PROBLEM DESCRIPTION: Leave the pictures out and transcribe every record exactly.

MATERIAL:
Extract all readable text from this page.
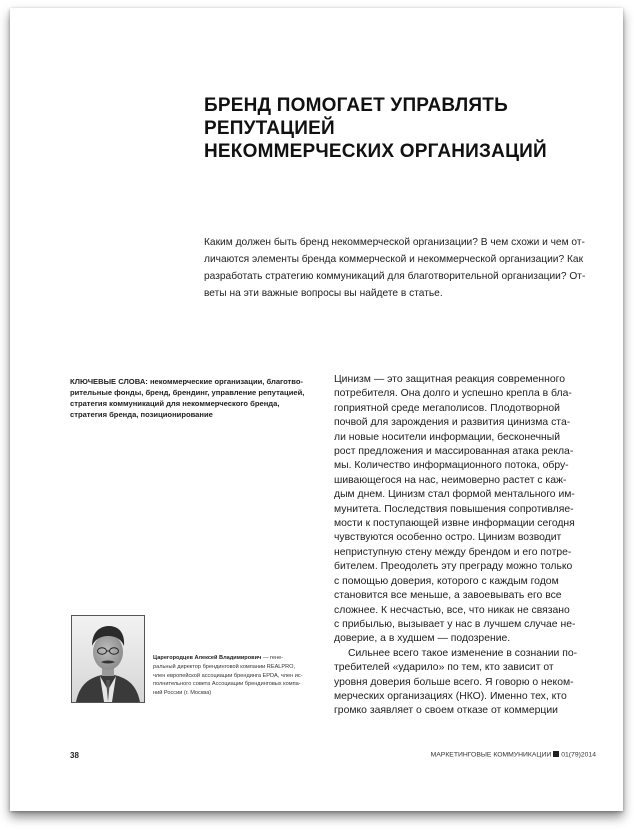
БРЕНД ПОМОГАЕТ УПРАВЛЯТЬ РЕПУТАЦИЕЙ
НЕКОММЕРЧЕСКИХ ОРГАНИЗАЦИЙ
Каким должен быть бренд некоммерческой организации? В чем схожи и чем от-
личаются элементы бренда коммерческой и некоммерческой организации? Как
разработать стратегию коммуникаций для благотворительной организации? От-
веты на эти важные вопросы вы найдете в статье.
КЛЮЧЕВЫЕ СЛОВА: некоммерческие организации, благотво-
рительные фонды, бренд, брендинг, управление репутацией,
стратегия коммуникаций для некоммерческого бренда,
стратегия бренда, позиционирование
Цинизм — это защитная реакция современного
потребителя. Она долго и успешно крепла в бла-
гоприятной среде мегаполисов. Плодотворной
почвой для зарождения и развития цинизма ста-
ли новые носители информации, бесконечный
рост предложения и массированная атака рекла-
мы. Количество информационного потока, обру-
шивающегося на нас, неимоверно растет с каж-
дым днем. Цинизм стал формой ментального им-
мунитета. Последствия повышения сопротивляе-
мости к поступающей извне информации сегодня
чувствуются особенно остро. Цинизм возводит
неприступную стену между брендом и его потре-
бителем. Преодолеть эту преграду можно только
с помощью доверия, которого с каждым годом
становится все меньше, а завоевывать его все
сложнее. К несчастью, все, что никак не связано
с прибылью, вызывает у нас в лучшем случае не-
доверие, а в худшем — подозрение.
Сильнее всего такое изменение в сознании по-
требителей «ударило» по тем, кто зависит от
уровня доверия больше всего. Я говорю о неком-
мерческих организациях (НКО). Именно тех, кто
громко заявляет о своем отказе от коммерции
Царегородцев Алексей Владимирович — гене-
ральный директор брендинговой компании REALPRO,
член европейской ассоциации брендинга EPDA, член ис-
полнительного совета Ассоциации брендинговых компа-
ний России (г. Москва)
38	МАРКЕТИНГОВЫЕ КОММУНИКАЦИИ 01(79)2014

TASK SOLUTION:
Extract all readable text from this page.
БРЕНД ПОМОГАЕТ УПРАВЛЯТЬ РЕПУТАЦИЕЙ
НЕКОММЕРЧЕСКИХ ОРГАНИЗАЦИЙ
Каким должен быть бренд некоммерческой организации? В чем схожи и чем от-
личаются элементы бренда коммерческой и некоммерческой организации? Как
разработать стратегию коммуникаций для благотворительной организации? От-
веты на эти важные вопросы вы найдете в статье.
КЛЮЧЕВЫЕ СЛОВА: некоммерческие организации, благотво-
рительные фонды, бренд, брендинг, управление репутацией,
стратегия коммуникаций для некоммерческого бренда,
стратегия бренда, позиционирование
Цинизм — это защитная реакция современного
потребителя. Она долго и успешно крепла в бла-
гоприятной среде мегаполисов. Плодотворной
почвой для зарождения и развития цинизма ста-
ли новые носители информации, бесконечный
рост предложения и массированная атака рекла-
мы. Количество информационного потока, обру-
шивающегося на нас, неимоверно растет с каж-
дым днем. Цинизм стал формой ментального им-
мунитета. Последствия повышения сопротивляе-
мости к поступающей извне информации сегодня
чувствуются особенно остро. Цинизм возводит
неприступную стену между брендом и его потре-
бителем. Преодолеть эту преграду можно только
с помощью доверия, которого с каждым годом
становится все меньше, а завоевывать его все
сложнее. К несчастью, все, что никак не связано
с прибылью, вызывает у нас в лучшем случае не-
доверие, а в худшем — подозрение.
Сильнее всего такое изменение в сознании по-
требителей «ударило» по тем, кто зависит от
уровня доверия больше всего. Я говорю о неком-
мерческих организациях (НКО). Именно тех, кто
громко заявляет о своем отказе от коммерции
Царегородцев Алексей Владимирович — гене-
ральный директор брендинговой компании REALPRO,
член европейской ассоциации брендинга EPDA, член ис-
полнительного совета Ассоциации брендинговых компа-
ний России (г. Москва)
38	МАРКЕТИНГОВЫЕ КОММУНИКАЦИИ 01(79)2014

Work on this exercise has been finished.